Edit the data from its start up to and including the line with "Text: OH: OH — [234, 205, 276, 232]", replacing "Localize" with "Identify" and leaving everything else unchanged. Return only those lines.

··· Extracted records

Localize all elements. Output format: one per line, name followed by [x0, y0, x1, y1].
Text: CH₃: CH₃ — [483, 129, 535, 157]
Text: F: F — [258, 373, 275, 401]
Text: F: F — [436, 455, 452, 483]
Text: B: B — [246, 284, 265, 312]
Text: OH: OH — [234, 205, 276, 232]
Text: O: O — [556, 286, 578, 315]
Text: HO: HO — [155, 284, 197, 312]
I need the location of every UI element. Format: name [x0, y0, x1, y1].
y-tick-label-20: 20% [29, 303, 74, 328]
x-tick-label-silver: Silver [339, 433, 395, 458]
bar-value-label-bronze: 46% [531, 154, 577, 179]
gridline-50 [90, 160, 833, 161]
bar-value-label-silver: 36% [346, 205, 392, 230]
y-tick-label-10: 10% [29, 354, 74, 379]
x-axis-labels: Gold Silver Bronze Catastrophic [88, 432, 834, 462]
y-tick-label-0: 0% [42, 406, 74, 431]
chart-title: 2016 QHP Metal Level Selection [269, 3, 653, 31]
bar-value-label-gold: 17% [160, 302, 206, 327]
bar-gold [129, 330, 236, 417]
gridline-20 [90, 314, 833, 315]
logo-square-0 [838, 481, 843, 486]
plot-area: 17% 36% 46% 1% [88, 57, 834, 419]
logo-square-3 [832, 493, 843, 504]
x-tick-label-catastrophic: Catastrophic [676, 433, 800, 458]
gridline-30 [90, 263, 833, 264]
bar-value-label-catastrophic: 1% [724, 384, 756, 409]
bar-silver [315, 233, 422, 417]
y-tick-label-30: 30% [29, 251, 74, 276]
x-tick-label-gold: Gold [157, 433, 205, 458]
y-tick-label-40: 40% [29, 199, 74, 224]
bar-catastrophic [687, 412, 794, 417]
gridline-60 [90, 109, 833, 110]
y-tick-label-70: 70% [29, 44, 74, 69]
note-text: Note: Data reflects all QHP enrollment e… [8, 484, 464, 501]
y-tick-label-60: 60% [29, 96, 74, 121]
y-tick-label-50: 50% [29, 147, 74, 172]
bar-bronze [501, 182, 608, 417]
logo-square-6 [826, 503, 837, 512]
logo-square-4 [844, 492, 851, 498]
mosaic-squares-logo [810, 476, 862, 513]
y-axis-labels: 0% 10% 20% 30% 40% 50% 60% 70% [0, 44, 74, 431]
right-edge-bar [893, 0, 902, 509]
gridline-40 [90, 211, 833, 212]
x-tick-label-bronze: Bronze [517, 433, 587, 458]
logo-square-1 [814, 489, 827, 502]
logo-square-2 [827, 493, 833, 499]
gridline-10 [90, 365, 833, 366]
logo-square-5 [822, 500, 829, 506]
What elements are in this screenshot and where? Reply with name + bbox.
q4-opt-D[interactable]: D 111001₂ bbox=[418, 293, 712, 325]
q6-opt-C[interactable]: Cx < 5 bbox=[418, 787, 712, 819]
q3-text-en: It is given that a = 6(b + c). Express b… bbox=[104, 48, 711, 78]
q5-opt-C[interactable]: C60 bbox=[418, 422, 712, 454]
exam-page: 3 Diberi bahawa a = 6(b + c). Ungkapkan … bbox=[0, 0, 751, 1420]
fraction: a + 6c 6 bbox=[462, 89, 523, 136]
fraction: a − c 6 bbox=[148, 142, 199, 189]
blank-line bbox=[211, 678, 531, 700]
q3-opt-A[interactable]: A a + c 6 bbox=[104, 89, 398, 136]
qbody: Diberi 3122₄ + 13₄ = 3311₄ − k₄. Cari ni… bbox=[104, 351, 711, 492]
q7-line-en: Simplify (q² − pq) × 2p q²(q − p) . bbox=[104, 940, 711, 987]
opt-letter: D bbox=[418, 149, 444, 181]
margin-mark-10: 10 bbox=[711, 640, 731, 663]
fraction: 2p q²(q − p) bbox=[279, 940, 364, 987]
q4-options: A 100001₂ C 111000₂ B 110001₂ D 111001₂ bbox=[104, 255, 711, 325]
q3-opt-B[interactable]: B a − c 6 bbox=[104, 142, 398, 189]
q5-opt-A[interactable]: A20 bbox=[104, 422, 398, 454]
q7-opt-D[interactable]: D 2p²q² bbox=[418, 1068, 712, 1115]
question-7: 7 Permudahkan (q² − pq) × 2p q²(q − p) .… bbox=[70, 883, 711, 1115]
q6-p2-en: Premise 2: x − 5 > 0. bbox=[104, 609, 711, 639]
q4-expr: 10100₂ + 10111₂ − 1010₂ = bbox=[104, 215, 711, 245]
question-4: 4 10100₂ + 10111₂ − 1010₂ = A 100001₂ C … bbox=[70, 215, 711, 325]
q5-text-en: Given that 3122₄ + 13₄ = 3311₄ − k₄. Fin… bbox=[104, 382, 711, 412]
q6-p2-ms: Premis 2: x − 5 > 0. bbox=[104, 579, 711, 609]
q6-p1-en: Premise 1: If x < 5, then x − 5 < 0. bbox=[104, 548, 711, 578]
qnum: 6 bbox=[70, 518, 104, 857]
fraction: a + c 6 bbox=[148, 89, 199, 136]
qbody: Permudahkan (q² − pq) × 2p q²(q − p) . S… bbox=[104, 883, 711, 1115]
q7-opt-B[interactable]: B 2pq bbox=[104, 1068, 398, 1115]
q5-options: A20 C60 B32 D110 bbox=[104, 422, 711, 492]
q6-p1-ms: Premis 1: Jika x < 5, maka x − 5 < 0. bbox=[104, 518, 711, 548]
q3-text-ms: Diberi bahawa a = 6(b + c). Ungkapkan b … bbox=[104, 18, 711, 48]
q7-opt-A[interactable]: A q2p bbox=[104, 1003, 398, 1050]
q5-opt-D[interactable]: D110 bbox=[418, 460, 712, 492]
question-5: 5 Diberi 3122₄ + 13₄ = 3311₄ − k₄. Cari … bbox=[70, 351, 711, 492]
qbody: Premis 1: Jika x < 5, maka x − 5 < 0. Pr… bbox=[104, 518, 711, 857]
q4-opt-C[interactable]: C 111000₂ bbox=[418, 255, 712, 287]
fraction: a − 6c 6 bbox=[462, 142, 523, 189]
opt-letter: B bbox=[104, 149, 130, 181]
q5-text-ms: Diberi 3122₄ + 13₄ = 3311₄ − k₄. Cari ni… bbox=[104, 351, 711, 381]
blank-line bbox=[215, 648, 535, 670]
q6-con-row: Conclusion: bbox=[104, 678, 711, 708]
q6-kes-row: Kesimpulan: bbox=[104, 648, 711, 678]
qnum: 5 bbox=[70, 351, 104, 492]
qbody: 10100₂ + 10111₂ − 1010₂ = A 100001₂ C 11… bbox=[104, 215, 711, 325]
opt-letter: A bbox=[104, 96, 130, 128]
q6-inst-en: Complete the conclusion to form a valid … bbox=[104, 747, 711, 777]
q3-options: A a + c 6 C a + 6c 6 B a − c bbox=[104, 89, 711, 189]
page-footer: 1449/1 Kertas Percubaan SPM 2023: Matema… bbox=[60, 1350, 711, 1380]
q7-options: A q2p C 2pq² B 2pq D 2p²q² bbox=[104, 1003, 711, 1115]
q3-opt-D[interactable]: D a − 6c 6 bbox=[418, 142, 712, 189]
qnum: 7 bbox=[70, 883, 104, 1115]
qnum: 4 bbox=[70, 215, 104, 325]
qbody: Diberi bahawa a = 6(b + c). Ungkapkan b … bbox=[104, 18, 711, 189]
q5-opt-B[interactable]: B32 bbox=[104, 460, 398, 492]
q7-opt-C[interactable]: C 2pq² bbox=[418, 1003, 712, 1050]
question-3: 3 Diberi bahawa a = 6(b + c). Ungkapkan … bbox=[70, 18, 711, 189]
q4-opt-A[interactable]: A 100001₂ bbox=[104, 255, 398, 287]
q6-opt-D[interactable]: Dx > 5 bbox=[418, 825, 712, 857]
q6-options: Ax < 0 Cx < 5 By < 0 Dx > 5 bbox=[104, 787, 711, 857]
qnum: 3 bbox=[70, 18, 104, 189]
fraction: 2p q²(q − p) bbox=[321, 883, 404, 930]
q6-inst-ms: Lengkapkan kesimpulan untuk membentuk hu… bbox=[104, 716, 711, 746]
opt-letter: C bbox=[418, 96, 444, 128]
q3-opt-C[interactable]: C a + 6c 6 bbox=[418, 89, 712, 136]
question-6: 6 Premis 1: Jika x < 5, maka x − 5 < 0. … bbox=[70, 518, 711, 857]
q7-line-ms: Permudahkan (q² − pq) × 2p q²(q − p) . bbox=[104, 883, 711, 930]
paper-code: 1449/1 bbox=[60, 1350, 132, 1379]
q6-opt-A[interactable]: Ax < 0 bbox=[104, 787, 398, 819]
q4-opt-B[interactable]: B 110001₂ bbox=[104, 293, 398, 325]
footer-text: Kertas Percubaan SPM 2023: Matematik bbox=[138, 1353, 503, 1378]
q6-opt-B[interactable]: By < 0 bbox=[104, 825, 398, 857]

······

_Full response_:
Identify all elements. Output format: one per line, name followed by [x0, y0, x1, y1].
Text: CH₃: CH₃ — [483, 129, 535, 157]
Text: F: F — [258, 373, 275, 401]
Text: F: F — [436, 455, 452, 483]
Text: B: B — [246, 284, 265, 312]
Text: OH: OH — [234, 205, 276, 232]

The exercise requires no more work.